Die Aufgabe: Setze den Text über siebensaitige Gitarren nach seinem letzten Satz fort.

Textauszug:
::::::

Einen anderen Weg geht Godin mit der Multiac Nylon Encore 7 NT SG. Dabei handelt es sich um eine 7-saitige Konzertgitarre mit Tonabnehmer. Das Instrument ist mit einem innovativen Tonabnehmersystem ausgestattet. Das Interessante ist, dass die Signale von Piezotonabnehmer und Korpus zusammengemischt werden, wodurch der Klang besonders authentisch wird. Dabei zeichnet es sich durch die schlanke Bauform und den Verzicht auf ein Schallloch aus. Hier geht’s  zur Produktseite auf thomann.de.

Konzertgitarren-Feeling modern interpretiert | Foto: von Thomann

Siebensaitige E-Gitarren: Nischeninstrumente, aber nicht unnormal

Dass diverse E-Gitarristen der härteren Gangart auf 7-saitige E-Gitarren setzen, ist spätestens seit Steve Vai bekannt, dem Ibanez 1990 ein Signature-Modell auf den Leib geschneidert hatte. Es folgten viele weitere wie John Petrucci, auch die Nu-Metal-Bands wie Korn oder Limp Bizkit hatten die siebte Saite für sich entdeckt und gaben ihrem Sound die gute Portion Pfund für noch mehr Druck in den tieferen Frequenzen. Zugleich nutzen sie die tiefe Saite für die Synergie von Metal mit Rap.

::::::

Datenauszug:
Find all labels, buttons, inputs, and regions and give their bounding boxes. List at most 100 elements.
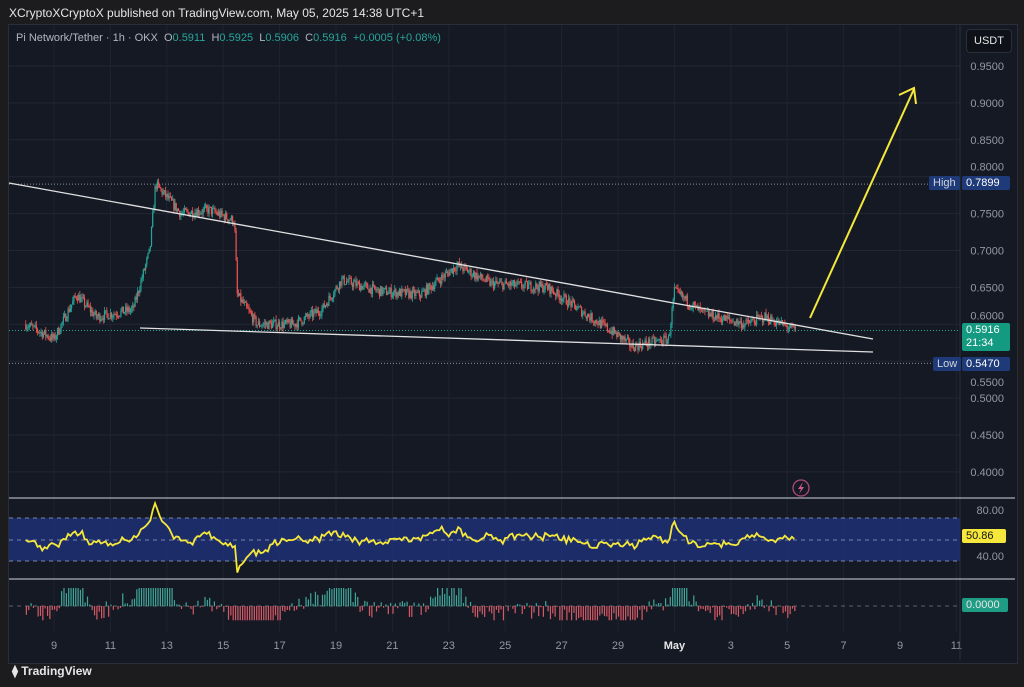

::::::

Ergebnis:
Die 7-saitigen E-Gitarren sollten Exoten bleiben, eroberten sich aber als Nischeninstrumente einen immensen Bekanntheitsgrad bei den Gitarristen. Üblicherweise wurde die zusätzliche Saite auf H gestimmt und somit der Tonraum nach unten maßgeblich erweitert. Manche Saitenartisten setzten noch einen drauf – bzw. drunter – und stimmten die Saite auf A, also noch einen Ganzton tiefer.

Allemal sinnvoll für Klangverliebte und Experimentierfreudige

Außenstehende könnten leicht der Meinung sein, dass siebensaitige Gitarren eben einfach nur eine Saite mehr haben und diese Tatsache eigentlich wenig spektakulär ist. Tatsache ist jedoch, dass diese Instrumente ein breiteres Frequenzspektrum bedienen, zugleich aber eine vollkommen andere Aura und Ausdrucksvielfalt haben.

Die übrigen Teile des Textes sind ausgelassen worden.